** Exercise prompt **
Everything in the data should be repeated exactly, save for the images.

BEGIN

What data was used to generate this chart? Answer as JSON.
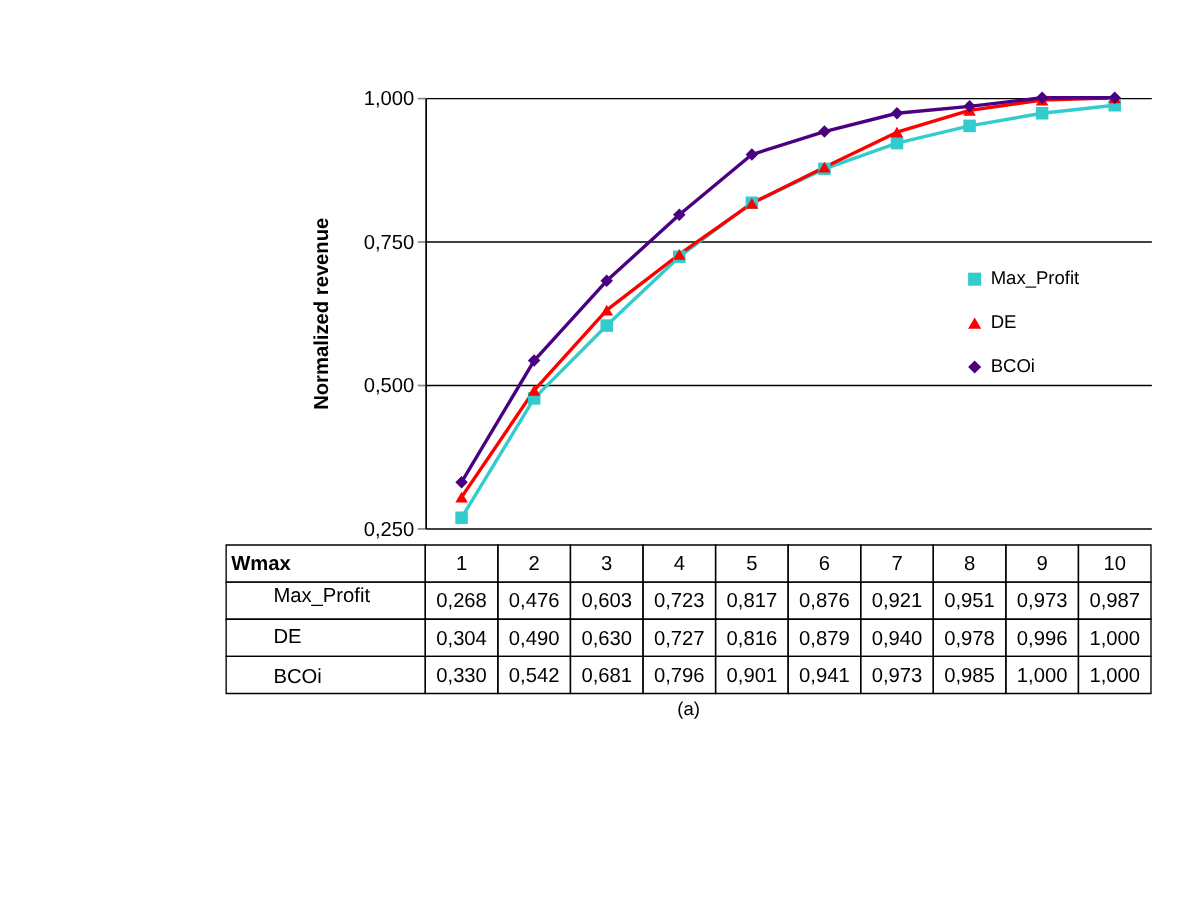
{
  "chart_data": {
    "type": "line",
    "xlabel": "Wmax",
    "ylabel": "Normalized revenue",
    "categories": [
      "1",
      "2",
      "3",
      "4",
      "5",
      "6",
      "7",
      "8",
      "9",
      "10"
    ],
    "ylim": [
      0.25,
      1.0
    ],
    "yticks": [
      {
        "value": 0.25,
        "label": "0,250"
      },
      {
        "value": 0.5,
        "label": "0,500"
      },
      {
        "value": 0.75,
        "label": "0,750"
      },
      {
        "value": 1.0,
        "label": "1,000"
      }
    ],
    "grid": "y",
    "legend": "right",
    "series": [
      {
        "name": "Max_Profit",
        "color": "#33cccc",
        "marker": "square",
        "values": [
          0.268,
          0.476,
          0.603,
          0.723,
          0.817,
          0.876,
          0.921,
          0.951,
          0.973,
          0.987
        ],
        "value_labels": [
          "0,268",
          "0,476",
          "0,603",
          "0,723",
          "0,817",
          "0,876",
          "0,921",
          "0,951",
          "0,973",
          "0,987"
        ]
      },
      {
        "name": "DE",
        "color": "#ff0000",
        "marker": "triangle",
        "values": [
          0.304,
          0.49,
          0.63,
          0.727,
          0.816,
          0.879,
          0.94,
          0.978,
          0.996,
          1.0
        ],
        "value_labels": [
          "0,304",
          "0,490",
          "0,630",
          "0,727",
          "0,816",
          "0,879",
          "0,940",
          "0,978",
          "0,996",
          "1,000"
        ]
      },
      {
        "name": "BCOi",
        "color": "#4b0082",
        "marker": "diamond",
        "values": [
          0.33,
          0.542,
          0.681,
          0.796,
          0.901,
          0.941,
          0.973,
          0.985,
          1.0,
          1.0
        ],
        "value_labels": [
          "0,330",
          "0,542",
          "0,681",
          "0,796",
          "0,901",
          "0,941",
          "0,973",
          "0,985",
          "1,000",
          "1,000"
        ]
      }
    ],
    "annotations": [
      "(a)"
    ]
  }
}
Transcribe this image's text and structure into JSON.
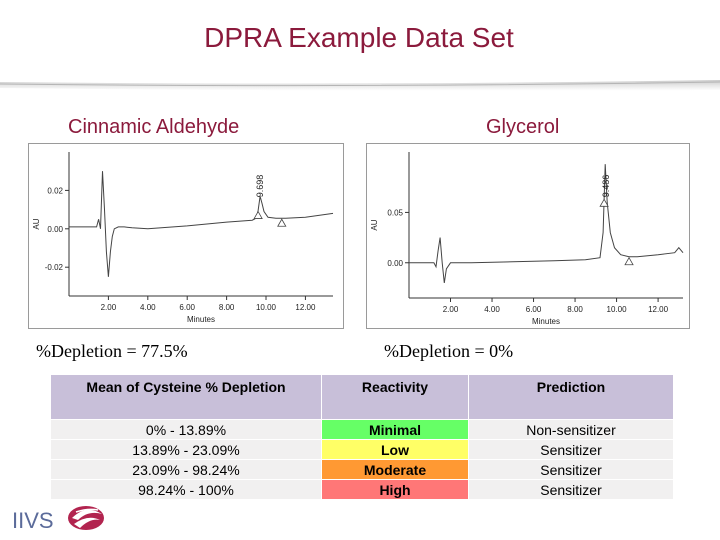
{
  "page": {
    "title": "DPRA Example Data Set",
    "left_heading": "Cinnamic Aldehyde",
    "right_heading": "Glycerol",
    "left_depletion": "%Depletion = 77.5%",
    "right_depletion": "%Depletion = 0%",
    "logo_text": "IIVS",
    "colors": {
      "title": "#8b1a3c",
      "header": "#c8bfd9",
      "minimal": "#66ff66",
      "low": "#ffff66",
      "moderate": "#ff9933",
      "high": "#ff7777"
    }
  },
  "table": {
    "headers": [
      "Mean of Cysteine % Depletion",
      "Reactivity",
      "Prediction"
    ],
    "rows": [
      {
        "range": "0% - 13.89%",
        "reactivity": "Minimal",
        "prediction": "Non-sensitizer",
        "color": "#66ff66"
      },
      {
        "range": "13.89% - 23.09%",
        "reactivity": "Low",
        "prediction": "Sensitizer",
        "color": "#ffff66"
      },
      {
        "range": "23.09% - 98.24%",
        "reactivity": "Moderate",
        "prediction": "Sensitizer",
        "color": "#ff9933"
      },
      {
        "range": "98.24% - 100%",
        "reactivity": "High",
        "prediction": "Sensitizer",
        "color": "#ff7777"
      }
    ]
  },
  "chart_data": [
    {
      "type": "line",
      "title": "Cinnamic Aldehyde",
      "xlabel": "Minutes",
      "ylabel": "AU",
      "xlim": [
        0,
        13.4
      ],
      "ylim": [
        -0.035,
        0.04
      ],
      "x_ticks": [
        "2.00",
        "4.00",
        "6.00",
        "8.00",
        "10.00",
        "12.00"
      ],
      "x_tick_values": [
        2,
        4,
        6,
        8,
        10,
        12
      ],
      "y_ticks": [
        "0.02",
        "0.00",
        "-0.02"
      ],
      "y_tick_values": [
        0.02,
        0,
        -0.02
      ],
      "peak_label": "9.698",
      "peak_label_x": 9.7,
      "series": [
        {
          "x": [
            0,
            1.4,
            1.5,
            1.6,
            1.7,
            1.8,
            1.9,
            2.0,
            2.1,
            2.2,
            2.3,
            2.5,
            2.8,
            3.2,
            4.0,
            6.0,
            8.0,
            9.3,
            9.5,
            9.6,
            9.7,
            9.8,
            9.9,
            10.1,
            10.5,
            11.0,
            12.0,
            13.4
          ],
          "y": [
            0.001,
            0.001,
            0.005,
            0.0,
            0.03,
            0.01,
            -0.012,
            -0.025,
            -0.012,
            -0.004,
            0.0,
            0.001,
            0.001,
            0.0005,
            0.0,
            0.0015,
            0.0035,
            0.0045,
            0.0055,
            0.0095,
            0.017,
            0.013,
            0.009,
            0.006,
            0.0055,
            0.0055,
            0.006,
            0.008
          ]
        }
      ],
      "markers_x": [
        9.6,
        10.8
      ]
    },
    {
      "type": "line",
      "title": "Glycerol",
      "xlabel": "Minutes",
      "ylabel": "AU",
      "xlim": [
        0,
        13.2
      ],
      "ylim": [
        -0.035,
        0.11
      ],
      "x_ticks": [
        "2.00",
        "4.00",
        "6.00",
        "8.00",
        "10.00",
        "12.00"
      ],
      "x_tick_values": [
        2,
        4,
        6,
        8,
        10,
        12
      ],
      "y_ticks": [
        "0.05",
        "0.00"
      ],
      "y_tick_values": [
        0.05,
        0
      ],
      "peak_label": "9.486",
      "peak_label_x": 9.5,
      "series": [
        {
          "x": [
            0,
            1.2,
            1.3,
            1.4,
            1.5,
            1.6,
            1.7,
            1.8,
            2.0,
            3.0,
            5.0,
            7.0,
            8.5,
            9.2,
            9.35,
            9.45,
            9.55,
            9.7,
            9.9,
            10.2,
            10.6,
            11.0,
            12.0,
            12.8,
            13.0,
            13.2
          ],
          "y": [
            0.0,
            0.0,
            -0.004,
            0.012,
            0.025,
            0.0,
            -0.02,
            -0.006,
            0.0,
            0.0,
            0.001,
            0.002,
            0.003,
            0.005,
            0.03,
            0.098,
            0.06,
            0.03,
            0.015,
            0.008,
            0.006,
            0.006,
            0.008,
            0.01,
            0.015,
            0.01
          ]
        }
      ],
      "markers_x": [
        9.4,
        10.6
      ]
    }
  ]
}
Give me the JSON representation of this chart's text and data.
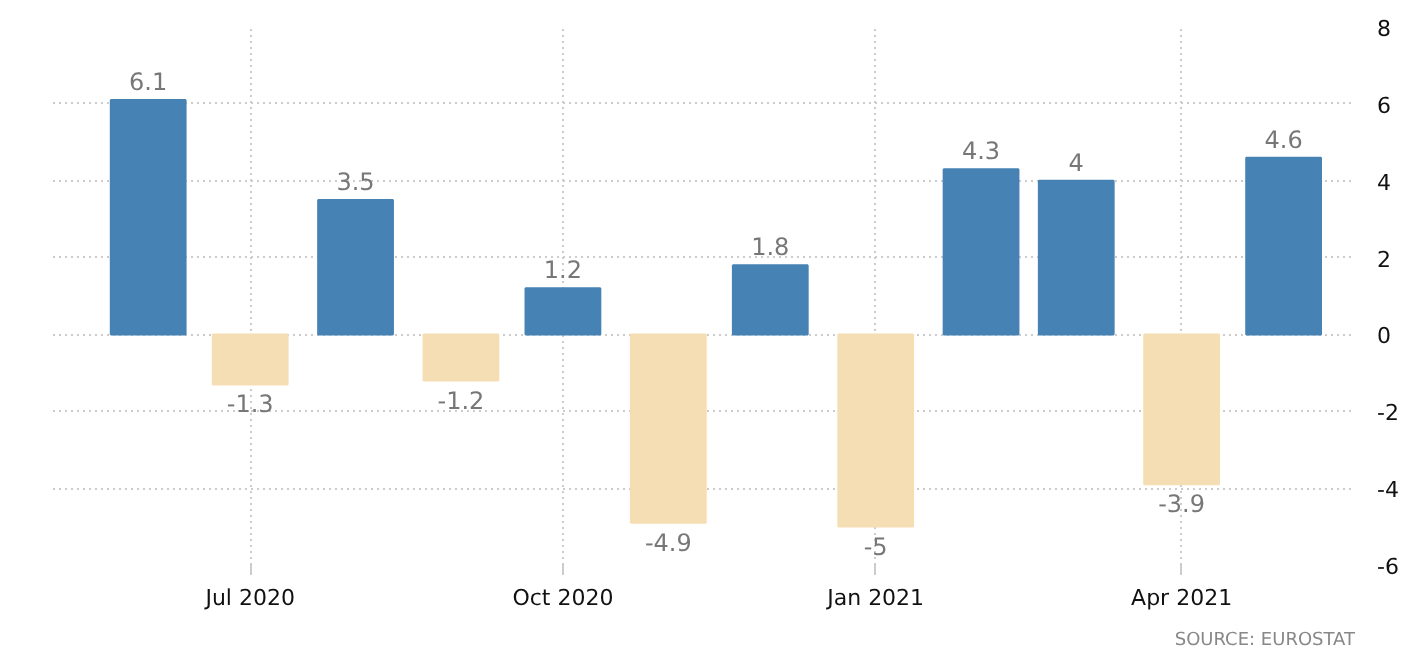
{
  "chart_data": {
    "type": "bar",
    "x": [
      "2020-06",
      "2020-07",
      "2020-08",
      "2020-09",
      "2020-10",
      "2020-11",
      "2020-12",
      "2021-01",
      "2021-02",
      "2021-03",
      "2021-04",
      "2021-05"
    ],
    "values": [
      6.1,
      -1.3,
      3.5,
      -1.2,
      1.2,
      -4.9,
      1.8,
      -5,
      4.3,
      4,
      -3.9,
      4.6
    ],
    "colors": [
      "#4682b4",
      "#f5deb3",
      "#4682b4",
      "#f5deb3",
      "#4682b4",
      "#f5deb3",
      "#4682b4",
      "#f5deb3",
      "#4682b4",
      "#4682b4",
      "#f5deb3",
      "#4682b4"
    ],
    "data_labels": true,
    "xlim": [
      "2020-05-04",
      "2021-05-22"
    ],
    "xticks": [
      {
        "value": "2020-07",
        "label": "Jul 2020"
      },
      {
        "value": "2020-10",
        "label": "Oct 2020"
      },
      {
        "value": "2021-01",
        "label": "Jan 2021"
      },
      {
        "value": "2021-04",
        "label": "Apr 2021"
      }
    ],
    "ylim": [
      -6,
      8
    ],
    "yticks": [
      -6,
      -4,
      -2,
      0,
      2,
      4,
      6,
      8
    ],
    "grid": true,
    "annotations": [
      "SOURCE: EUROSTAT"
    ]
  }
}
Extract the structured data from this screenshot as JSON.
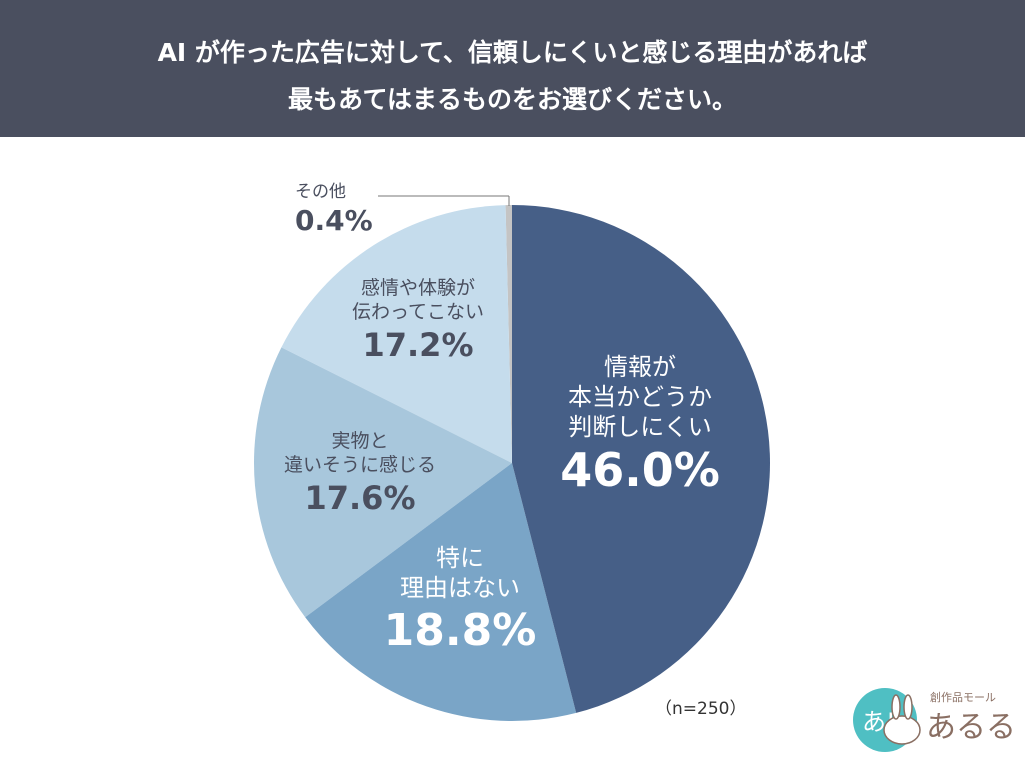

END

** Task result **
What data was used to generate this chart? Answer as JSON.
{
  "chart_data": {
    "type": "line",
    "xlabel": "Wmax",
    "ylabel": "Normalized revenue",
    "categories": [
      "1",
      "2",
      "3",
      "4",
      "5",
      "6",
      "7",
      "8",
      "9",
      "10"
    ],
    "ylim": [
      0.25,
      1.0
    ],
    "yticks": [
      {
        "value": 0.25,
        "label": "0,250"
      },
      {
        "value": 0.5,
        "label": "0,500"
      },
      {
        "value": 0.75,
        "label": "0,750"
      },
      {
        "value": 1.0,
        "label": "1,000"
      }
    ],
    "grid": "y",
    "legend": "right",
    "series": [
      {
        "name": "Max_Profit",
        "color": "#33cccc",
        "marker": "square",
        "values": [
          0.268,
          0.476,
          0.603,
          0.723,
          0.817,
          0.876,
          0.921,
          0.951,
          0.973,
          0.987
        ],
        "value_labels": [
          "0,268",
          "0,476",
          "0,603",
          "0,723",
          "0,817",
          "0,876",
          "0,921",
          "0,951",
          "0,973",
          "0,987"
        ]
      },
      {
        "name": "DE",
        "color": "#ff0000",
        "marker": "triangle",
        "values": [
          0.304,
          0.49,
          0.63,
          0.727,
          0.816,
          0.879,
          0.94,
          0.978,
          0.996,
          1.0
        ],
        "value_labels": [
          "0,304",
          "0,490",
          "0,630",
          "0,727",
          "0,816",
          "0,879",
          "0,940",
          "0,978",
          "0,996",
          "1,000"
        ]
      },
      {
        "name": "BCOi",
        "color": "#4b0082",
        "marker": "diamond",
        "values": [
          0.33,
          0.542,
          0.681,
          0.796,
          0.901,
          0.941,
          0.973,
          0.985,
          1.0,
          1.0
        ],
        "value_labels": [
          "0,330",
          "0,542",
          "0,681",
          "0,796",
          "0,901",
          "0,941",
          "0,973",
          "0,985",
          "1,000",
          "1,000"
        ]
      }
    ],
    "annotations": [
      "(a)"
    ]
  }
}
Transcribe this image's text and structure into JSON.
{
  "page": {
    "title": "DPRA Example Data Set",
    "left_heading": "Cinnamic Aldehyde",
    "right_heading": "Glycerol",
    "left_depletion": "%Depletion = 77.5%",
    "right_depletion": "%Depletion = 0%",
    "logo_text": "IIVS",
    "colors": {
      "title": "#8b1a3c",
      "header": "#c8bfd9",
      "minimal": "#66ff66",
      "low": "#ffff66",
      "moderate": "#ff9933",
      "high": "#ff7777"
    }
  },
  "table": {
    "headers": [
      "Mean of Cysteine % Depletion",
      "Reactivity",
      "Prediction"
    ],
    "rows": [
      {
        "range": "0% - 13.89%",
        "reactivity": "Minimal",
        "prediction": "Non-sensitizer",
        "color": "#66ff66"
      },
      {
        "range": "13.89% - 23.09%",
        "reactivity": "Low",
        "prediction": "Sensitizer",
        "color": "#ffff66"
      },
      {
        "range": "23.09% - 98.24%",
        "reactivity": "Moderate",
        "prediction": "Sensitizer",
        "color": "#ff9933"
      },
      {
        "range": "98.24% - 100%",
        "reactivity": "High",
        "prediction": "Sensitizer",
        "color": "#ff7777"
      }
    ]
  },
  "chart_data": [
    {
      "type": "line",
      "title": "Cinnamic Aldehyde",
      "xlabel": "Minutes",
      "ylabel": "AU",
      "xlim": [
        0,
        13.4
      ],
      "ylim": [
        -0.035,
        0.04
      ],
      "x_ticks": [
        "2.00",
        "4.00",
        "6.00",
        "8.00",
        "10.00",
        "12.00"
      ],
      "x_tick_values": [
        2,
        4,
        6,
        8,
        10,
        12
      ],
      "y_ticks": [
        "0.02",
        "0.00",
        "-0.02"
      ],
      "y_tick_values": [
        0.02,
        0,
        -0.02
      ],
      "peak_label": "9.698",
      "peak_label_x": 9.7,
      "series": [
        {
          "x": [
            0,
            1.4,
            1.5,
            1.6,
            1.7,
            1.8,
            1.9,
            2.0,
            2.1,
            2.2,
            2.3,
            2.5,
            2.8,
            3.2,
            4.0,
            6.0,
            8.0,
            9.3,
            9.5,
            9.6,
            9.7,
            9.8,
            9.9,
            10.1,
            10.5,
            11.0,
            12.0,
            13.4
          ],
          "y": [
            0.001,
            0.001,
            0.005,
            0.0,
            0.03,
            0.01,
            -0.012,
            -0.025,
            -0.012,
            -0.004,
            0.0,
            0.001,
            0.001,
            0.0005,
            0.0,
            0.0015,
            0.0035,
            0.0045,
            0.0055,
            0.0095,
            0.017,
            0.013,
            0.009,
            0.006,
            0.0055,
            0.0055,
            0.006,
            0.008
          ]
        }
      ],
      "markers_x": [
        9.6,
        10.8
      ]
    },
    {
      "type": "line",
      "title": "Glycerol",
      "xlabel": "Minutes",
      "ylabel": "AU",
      "xlim": [
        0,
        13.2
      ],
      "ylim": [
        -0.035,
        0.11
      ],
      "x_ticks": [
        "2.00",
        "4.00",
        "6.00",
        "8.00",
        "10.00",
        "12.00"
      ],
      "x_tick_values": [
        2,
        4,
        6,
        8,
        10,
        12
      ],
      "y_ticks": [
        "0.05",
        "0.00"
      ],
      "y_tick_values": [
        0.05,
        0
      ],
      "peak_label": "9.486",
      "peak_label_x": 9.5,
      "series": [
        {
          "x": [
            0,
            1.2,
            1.3,
            1.4,
            1.5,
            1.6,
            1.7,
            1.8,
            2.0,
            3.0,
            5.0,
            7.0,
            8.5,
            9.2,
            9.35,
            9.45,
            9.55,
            9.7,
            9.9,
            10.2,
            10.6,
            11.0,
            12.0,
            12.8,
            13.0,
            13.2
          ],
          "y": [
            0.0,
            0.0,
            -0.004,
            0.012,
            0.025,
            0.0,
            -0.02,
            -0.006,
            0.0,
            0.0,
            0.001,
            0.002,
            0.003,
            0.005,
            0.03,
            0.098,
            0.06,
            0.03,
            0.015,
            0.008,
            0.006,
            0.006,
            0.008,
            0.01,
            0.015,
            0.01
          ]
        }
      ],
      "markers_x": [
        9.4,
        10.6
      ]
    }
  ]
}
Give me the JSON representation of this chart's text and data.
{
  "chart_data": {
    "type": "bar",
    "x": [
      "2020-06",
      "2020-07",
      "2020-08",
      "2020-09",
      "2020-10",
      "2020-11",
      "2020-12",
      "2021-01",
      "2021-02",
      "2021-03",
      "2021-04",
      "2021-05"
    ],
    "values": [
      6.1,
      -1.3,
      3.5,
      -1.2,
      1.2,
      -4.9,
      1.8,
      -5,
      4.3,
      4,
      -3.9,
      4.6
    ],
    "colors": [
      "#4682b4",
      "#f5deb3",
      "#4682b4",
      "#f5deb3",
      "#4682b4",
      "#f5deb3",
      "#4682b4",
      "#f5deb3",
      "#4682b4",
      "#4682b4",
      "#f5deb3",
      "#4682b4"
    ],
    "data_labels": true,
    "xlim": [
      "2020-05-04",
      "2021-05-22"
    ],
    "xticks": [
      {
        "value": "2020-07",
        "label": "Jul 2020"
      },
      {
        "value": "2020-10",
        "label": "Oct 2020"
      },
      {
        "value": "2021-01",
        "label": "Jan 2021"
      },
      {
        "value": "2021-04",
        "label": "Apr 2021"
      }
    ],
    "ylim": [
      -6,
      8
    ],
    "yticks": [
      -6,
      -4,
      -2,
      0,
      2,
      4,
      6,
      8
    ],
    "grid": true,
    "annotations": [
      "SOURCE: EUROSTAT"
    ]
  }
}
Extract the structured data from this screenshot as JSON.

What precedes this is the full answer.